— start of Task data —

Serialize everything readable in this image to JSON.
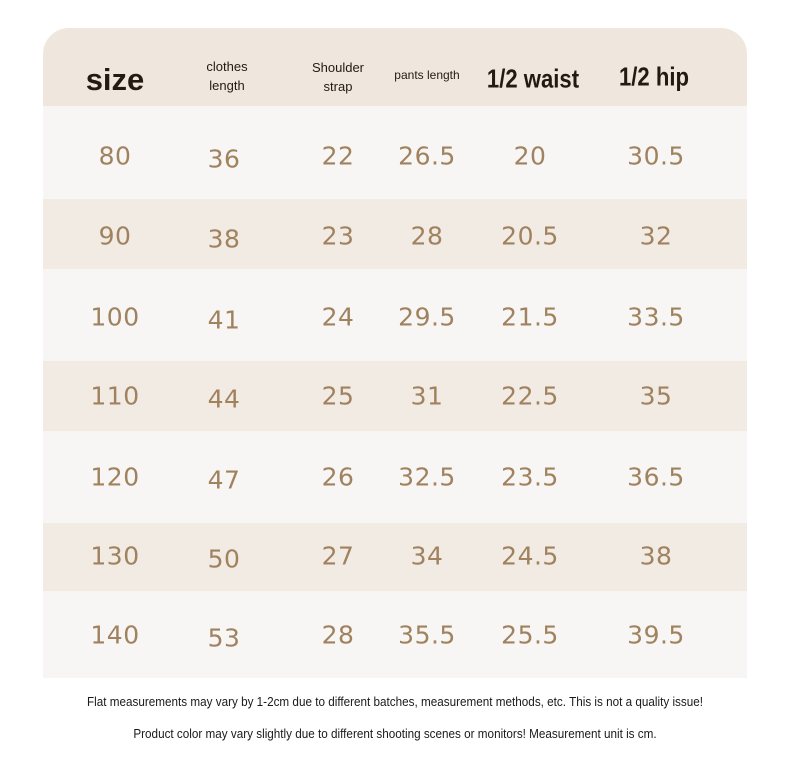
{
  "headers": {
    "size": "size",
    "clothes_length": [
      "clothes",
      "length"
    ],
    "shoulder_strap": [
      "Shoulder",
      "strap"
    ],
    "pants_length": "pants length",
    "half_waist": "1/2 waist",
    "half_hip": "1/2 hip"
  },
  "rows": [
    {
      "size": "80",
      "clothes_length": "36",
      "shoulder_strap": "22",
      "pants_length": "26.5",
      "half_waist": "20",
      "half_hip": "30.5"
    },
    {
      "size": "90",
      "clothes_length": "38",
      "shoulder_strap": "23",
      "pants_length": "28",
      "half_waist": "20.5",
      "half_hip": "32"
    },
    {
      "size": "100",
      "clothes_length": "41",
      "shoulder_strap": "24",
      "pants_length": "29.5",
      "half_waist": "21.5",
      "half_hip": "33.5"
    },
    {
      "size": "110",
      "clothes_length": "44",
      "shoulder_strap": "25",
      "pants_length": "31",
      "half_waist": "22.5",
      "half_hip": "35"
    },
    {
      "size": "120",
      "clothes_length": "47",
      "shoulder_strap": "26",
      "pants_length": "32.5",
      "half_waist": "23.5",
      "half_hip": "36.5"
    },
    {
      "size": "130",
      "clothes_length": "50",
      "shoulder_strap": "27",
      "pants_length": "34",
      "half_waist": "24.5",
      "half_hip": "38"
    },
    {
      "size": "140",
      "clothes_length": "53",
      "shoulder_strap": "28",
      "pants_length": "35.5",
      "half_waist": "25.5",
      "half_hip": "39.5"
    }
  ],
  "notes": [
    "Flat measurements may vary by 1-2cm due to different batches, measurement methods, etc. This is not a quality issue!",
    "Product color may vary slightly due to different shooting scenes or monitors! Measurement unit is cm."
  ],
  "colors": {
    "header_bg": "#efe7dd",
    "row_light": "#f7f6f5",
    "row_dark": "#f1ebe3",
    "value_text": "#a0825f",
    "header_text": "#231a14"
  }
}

— end of Task data —
— start of Task data —

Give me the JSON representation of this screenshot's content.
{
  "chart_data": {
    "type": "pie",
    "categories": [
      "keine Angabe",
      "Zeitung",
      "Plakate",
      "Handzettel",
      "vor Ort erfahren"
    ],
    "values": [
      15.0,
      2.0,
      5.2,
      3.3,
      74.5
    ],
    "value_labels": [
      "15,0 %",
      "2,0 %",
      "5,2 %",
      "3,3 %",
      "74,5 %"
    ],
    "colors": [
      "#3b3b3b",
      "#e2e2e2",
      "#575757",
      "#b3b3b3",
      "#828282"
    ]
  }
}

— end of Task data —

Goal:
Collect, from the material above, every line containing the word "vary".

Result of this exercise:
    "Flat measurements may vary by 1-2cm due to different batches, measurement methods, etc. This is not a quality issue!",
    "Product color may vary slightly due to different shooting scenes or monitors! Measurement unit is cm."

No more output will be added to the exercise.